▶ _WHAT THE EXERCISE ASKS_:
Will you extract the entries word for word? Images should not appear in the copy.

▶ _Stored entries_:
───

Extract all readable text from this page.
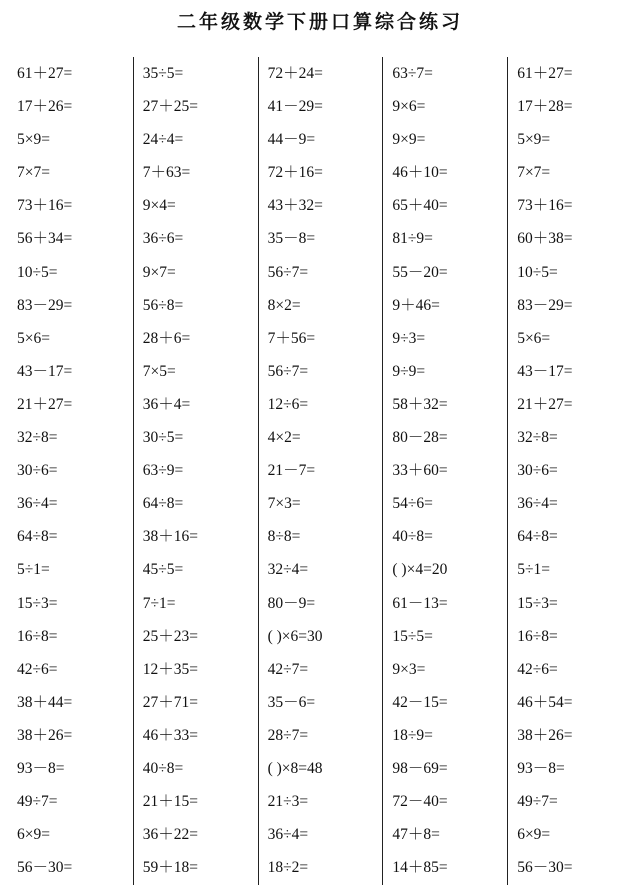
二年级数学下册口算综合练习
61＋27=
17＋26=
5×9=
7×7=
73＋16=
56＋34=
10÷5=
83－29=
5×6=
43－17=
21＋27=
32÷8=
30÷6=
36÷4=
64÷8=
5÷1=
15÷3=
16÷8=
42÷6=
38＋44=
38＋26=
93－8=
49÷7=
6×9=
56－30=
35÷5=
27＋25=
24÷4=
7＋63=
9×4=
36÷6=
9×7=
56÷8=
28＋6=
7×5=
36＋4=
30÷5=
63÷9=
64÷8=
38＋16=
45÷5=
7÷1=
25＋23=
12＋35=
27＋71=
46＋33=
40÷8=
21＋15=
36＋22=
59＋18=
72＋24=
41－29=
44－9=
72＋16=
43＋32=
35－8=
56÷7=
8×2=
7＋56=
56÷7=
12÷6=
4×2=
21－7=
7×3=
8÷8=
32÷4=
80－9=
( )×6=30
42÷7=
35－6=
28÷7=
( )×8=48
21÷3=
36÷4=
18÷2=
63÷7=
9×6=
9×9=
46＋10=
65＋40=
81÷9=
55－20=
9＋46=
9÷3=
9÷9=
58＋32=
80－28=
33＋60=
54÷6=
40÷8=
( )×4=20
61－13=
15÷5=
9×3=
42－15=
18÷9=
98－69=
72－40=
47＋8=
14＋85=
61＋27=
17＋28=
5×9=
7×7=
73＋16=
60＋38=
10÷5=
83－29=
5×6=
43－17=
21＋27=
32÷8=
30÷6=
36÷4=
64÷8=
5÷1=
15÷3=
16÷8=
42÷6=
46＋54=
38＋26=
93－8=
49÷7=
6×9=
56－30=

───

▶ _TASK ANSWER_:
Extract all readable text from this page.
二年级数学下册口算综合练习
61＋27=
17＋26=
5×9=
7×7=
73＋16=
56＋34=
10÷5=
83－29=
5×6=
43－17=
21＋27=
32÷8=
30÷6=
36÷4=
64÷8=
5÷1=
15÷3=
16÷8=
42÷6=
38＋44=
38＋26=
93－8=
49÷7=
6×9=
56－30=
35÷5=
27＋25=
24÷4=
7＋63=
9×4=
36÷6=
9×7=
56÷8=
28＋6=
7×5=
36＋4=
30÷5=
63÷9=
64÷8=
38＋16=
45÷5=
7÷1=
25＋23=
12＋35=
27＋71=
46＋33=
40÷8=
21＋15=
36＋22=
59＋18=
72＋24=
41－29=
44－9=
72＋16=
43＋32=
35－8=
56÷7=
8×2=
7＋56=
56÷7=
12÷6=
4×2=
21－7=
7×3=
8÷8=
32÷4=
80－9=
( )×6=30
42÷7=
35－6=
28÷7=
( )×8=48
21÷3=
36÷4=
18÷2=
63÷7=
9×6=
9×9=
46＋10=
65＋40=
81÷9=
55－20=
9＋46=
9÷3=
9÷9=
58＋32=
80－28=
33＋60=
54÷6=
40÷8=
( )×4=20
61－13=
15÷5=
9×3=
42－15=
18÷9=
98－69=
72－40=
47＋8=
14＋85=
61＋27=
17＋28=
5×9=
7×7=
73＋16=
60＋38=
10÷5=
83－29=
5×6=
43－17=
21＋27=
32÷8=
30÷6=
36÷4=
64÷8=
5÷1=
15÷3=
16÷8=
42÷6=
46＋54=
38＋26=
93－8=
49÷7=
6×9=
56－30=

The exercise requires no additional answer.